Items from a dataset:
┌──

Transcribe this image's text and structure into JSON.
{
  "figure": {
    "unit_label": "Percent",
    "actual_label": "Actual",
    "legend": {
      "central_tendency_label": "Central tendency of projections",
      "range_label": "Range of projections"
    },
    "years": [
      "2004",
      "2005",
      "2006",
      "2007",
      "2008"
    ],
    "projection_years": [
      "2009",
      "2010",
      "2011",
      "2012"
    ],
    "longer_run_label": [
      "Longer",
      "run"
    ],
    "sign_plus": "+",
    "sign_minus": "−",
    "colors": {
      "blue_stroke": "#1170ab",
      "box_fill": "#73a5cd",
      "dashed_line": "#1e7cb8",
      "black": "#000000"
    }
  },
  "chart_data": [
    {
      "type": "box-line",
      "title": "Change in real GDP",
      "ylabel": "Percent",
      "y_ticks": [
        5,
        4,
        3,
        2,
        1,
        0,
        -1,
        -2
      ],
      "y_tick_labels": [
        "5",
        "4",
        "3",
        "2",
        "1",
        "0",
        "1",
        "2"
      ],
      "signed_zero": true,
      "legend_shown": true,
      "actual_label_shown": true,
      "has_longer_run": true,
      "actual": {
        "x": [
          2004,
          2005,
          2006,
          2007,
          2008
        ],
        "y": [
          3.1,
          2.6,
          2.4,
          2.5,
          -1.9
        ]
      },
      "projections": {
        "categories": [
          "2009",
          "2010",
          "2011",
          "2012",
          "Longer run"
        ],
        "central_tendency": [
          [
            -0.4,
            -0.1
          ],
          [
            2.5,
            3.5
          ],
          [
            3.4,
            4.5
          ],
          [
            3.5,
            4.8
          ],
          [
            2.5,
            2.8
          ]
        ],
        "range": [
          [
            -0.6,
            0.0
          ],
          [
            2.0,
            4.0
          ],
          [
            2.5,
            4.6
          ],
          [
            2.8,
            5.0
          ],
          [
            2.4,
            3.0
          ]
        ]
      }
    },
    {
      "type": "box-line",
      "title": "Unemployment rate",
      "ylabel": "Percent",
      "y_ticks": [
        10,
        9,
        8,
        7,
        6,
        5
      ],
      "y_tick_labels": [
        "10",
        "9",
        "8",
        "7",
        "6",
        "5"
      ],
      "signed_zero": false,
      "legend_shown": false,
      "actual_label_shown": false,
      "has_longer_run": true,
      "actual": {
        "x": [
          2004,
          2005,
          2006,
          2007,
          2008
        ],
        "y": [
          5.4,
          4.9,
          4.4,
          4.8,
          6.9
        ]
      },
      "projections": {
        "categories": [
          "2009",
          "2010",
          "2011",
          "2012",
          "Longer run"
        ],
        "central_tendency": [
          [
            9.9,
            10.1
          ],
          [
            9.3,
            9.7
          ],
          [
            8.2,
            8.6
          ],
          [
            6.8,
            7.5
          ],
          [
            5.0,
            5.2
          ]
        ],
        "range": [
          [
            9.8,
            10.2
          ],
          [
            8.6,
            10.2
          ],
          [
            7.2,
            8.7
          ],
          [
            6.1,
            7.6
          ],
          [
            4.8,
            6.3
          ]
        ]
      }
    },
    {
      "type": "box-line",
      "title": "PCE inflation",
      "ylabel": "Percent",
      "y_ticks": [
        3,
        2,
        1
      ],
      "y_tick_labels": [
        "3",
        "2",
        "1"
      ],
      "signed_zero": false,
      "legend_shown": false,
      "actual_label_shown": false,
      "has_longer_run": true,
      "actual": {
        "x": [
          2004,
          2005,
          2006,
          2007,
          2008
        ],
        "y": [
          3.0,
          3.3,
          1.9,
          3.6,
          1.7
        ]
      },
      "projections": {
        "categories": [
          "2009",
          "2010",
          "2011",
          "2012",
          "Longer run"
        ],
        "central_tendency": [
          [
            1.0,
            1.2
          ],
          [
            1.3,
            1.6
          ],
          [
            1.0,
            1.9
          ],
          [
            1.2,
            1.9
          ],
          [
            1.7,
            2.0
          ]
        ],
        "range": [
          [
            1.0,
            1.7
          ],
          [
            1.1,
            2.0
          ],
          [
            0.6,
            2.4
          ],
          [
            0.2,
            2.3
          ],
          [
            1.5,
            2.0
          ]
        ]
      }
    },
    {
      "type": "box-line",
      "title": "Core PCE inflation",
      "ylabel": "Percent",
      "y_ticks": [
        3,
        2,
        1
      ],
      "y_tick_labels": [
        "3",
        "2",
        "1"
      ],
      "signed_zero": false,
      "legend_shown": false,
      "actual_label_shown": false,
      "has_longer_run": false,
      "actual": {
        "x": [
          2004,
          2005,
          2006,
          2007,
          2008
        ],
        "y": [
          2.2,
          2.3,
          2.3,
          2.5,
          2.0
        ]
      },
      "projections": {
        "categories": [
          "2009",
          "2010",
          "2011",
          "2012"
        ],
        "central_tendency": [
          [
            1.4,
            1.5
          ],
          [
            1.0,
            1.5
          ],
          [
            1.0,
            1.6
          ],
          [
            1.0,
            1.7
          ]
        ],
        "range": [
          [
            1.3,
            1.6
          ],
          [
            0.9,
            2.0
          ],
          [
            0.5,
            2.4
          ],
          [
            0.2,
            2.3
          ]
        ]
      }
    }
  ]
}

└──

▶ [WORK INSTRUCTIONS] Copy each line of the data exactly, leaving nothing out.

▶ [COMPLETED EXERCISE]
Transcribe this image's text and structure into JSON.
{
  "figure": {
    "unit_label": "Percent",
    "actual_label": "Actual",
    "legend": {
      "central_tendency_label": "Central tendency of projections",
      "range_label": "Range of projections"
    },
    "years": [
      "2004",
      "2005",
      "2006",
      "2007",
      "2008"
    ],
    "projection_years": [
      "2009",
      "2010",
      "2011",
      "2012"
    ],
    "longer_run_label": [
      "Longer",
      "run"
    ],
    "sign_plus": "+",
    "sign_minus": "−",
    "colors": {
      "blue_stroke": "#1170ab",
      "box_fill": "#73a5cd",
      "dashed_line": "#1e7cb8",
      "black": "#000000"
    }
  },
  "chart_data": [
    {
      "type": "box-line",
      "title": "Change in real GDP",
      "ylabel": "Percent",
      "y_ticks": [
        5,
        4,
        3,
        2,
        1,
        0,
        -1,
        -2
      ],
      "y_tick_labels": [
        "5",
        "4",
        "3",
        "2",
        "1",
        "0",
        "1",
        "2"
      ],
      "signed_zero": true,
      "legend_shown": true,
      "actual_label_shown": true,
      "has_longer_run": true,
      "actual": {
        "x": [
          2004,
          2005,
          2006,
          2007,
          2008
        ],
        "y": [
          3.1,
          2.6,
          2.4,
          2.5,
          -1.9
        ]
      },
      "projections": {
        "categories": [
          "2009",
          "2010",
          "2011",
          "2012",
          "Longer run"
        ],
        "central_tendency": [
          [
            -0.4,
            -0.1
          ],
          [
            2.5,
            3.5
          ],
          [
            3.4,
            4.5
          ],
          [
            3.5,
            4.8
          ],
          [
            2.5,
            2.8
          ]
        ],
        "range": [
          [
            -0.6,
            0.0
          ],
          [
            2.0,
            4.0
          ],
          [
            2.5,
            4.6
          ],
          [
            2.8,
            5.0
          ],
          [
            2.4,
            3.0
          ]
        ]
      }
    },
    {
      "type": "box-line",
      "title": "Unemployment rate",
      "ylabel": "Percent",
      "y_ticks": [
        10,
        9,
        8,
        7,
        6,
        5
      ],
      "y_tick_labels": [
        "10",
        "9",
        "8",
        "7",
        "6",
        "5"
      ],
      "signed_zero": false,
      "legend_shown": false,
      "actual_label_shown": false,
      "has_longer_run": true,
      "actual": {
        "x": [
          2004,
          2005,
          2006,
          2007,
          2008
        ],
        "y": [
          5.4,
          4.9,
          4.4,
          4.8,
          6.9
        ]
      },
      "projections": {
        "categories": [
          "2009",
          "2010",
          "2011",
          "2012",
          "Longer run"
        ],
        "central_tendency": [
          [
            9.9,
            10.1
          ],
          [
            9.3,
            9.7
          ],
          [
            8.2,
            8.6
          ],
          [
            6.8,
            7.5
          ],
          [
            5.0,
            5.2
          ]
        ],
        "range": [
          [
            9.8,
            10.2
          ],
          [
            8.6,
            10.2
          ],
          [
            7.2,
            8.7
          ],
          [
            6.1,
            7.6
          ],
          [
            4.8,
            6.3
          ]
        ]
      }
    },
    {
      "type": "box-line",
      "title": "PCE inflation",
      "ylabel": "Percent",
      "y_ticks": [
        3,
        2,
        1
      ],
      "y_tick_labels": [
        "3",
        "2",
        "1"
      ],
      "signed_zero": false,
      "legend_shown": false,
      "actual_label_shown": false,
      "has_longer_run": true,
      "actual": {
        "x": [
          2004,
          2005,
          2006,
          2007,
          2008
        ],
        "y": [
          3.0,
          3.3,
          1.9,
          3.6,
          1.7
        ]
      },
      "projections": {
        "categories": [
          "2009",
          "2010",
          "2011",
          "2012",
          "Longer run"
        ],
        "central_tendency": [
          [
            1.0,
            1.2
          ],
          [
            1.3,
            1.6
          ],
          [
            1.0,
            1.9
          ],
          [
            1.2,
            1.9
          ],
          [
            1.7,
            2.0
          ]
        ],
        "range": [
          [
            1.0,
            1.7
          ],
          [
            1.1,
            2.0
          ],
          [
            0.6,
            2.4
          ],
          [
            0.2,
            2.3
          ],
          [
            1.5,
            2.0
          ]
        ]
      }
    },
    {
      "type": "box-line",
      "title": "Core PCE inflation",
      "ylabel": "Percent",
      "y_ticks": [
        3,
        2,
        1
      ],
      "y_tick_labels": [
        "3",
        "2",
        "1"
      ],
      "signed_zero": false,
      "legend_shown": false,
      "actual_label_shown": false,
      "has_longer_run": false,
      "actual": {
        "x": [
          2004,
          2005,
          2006,
          2007,
          2008
        ],
        "y": [
          2.2,
          2.3,
          2.3,
          2.5,
          2.0
        ]
      },
      "projections": {
        "categories": [
          "2009",
          "2010",
          "2011",
          "2012"
        ],
        "central_tendency": [
          [
            1.4,
            1.5
          ],
          [
            1.0,
            1.5
          ],
          [
            1.0,
            1.6
          ],
          [
            1.0,
            1.7
          ]
        ],
        "range": [
          [
            1.3,
            1.6
          ],
          [
            0.9,
            2.0
          ],
          [
            0.5,
            2.4
          ],
          [
            0.2,
            2.3
          ]
        ]
      }
    }
  ]
}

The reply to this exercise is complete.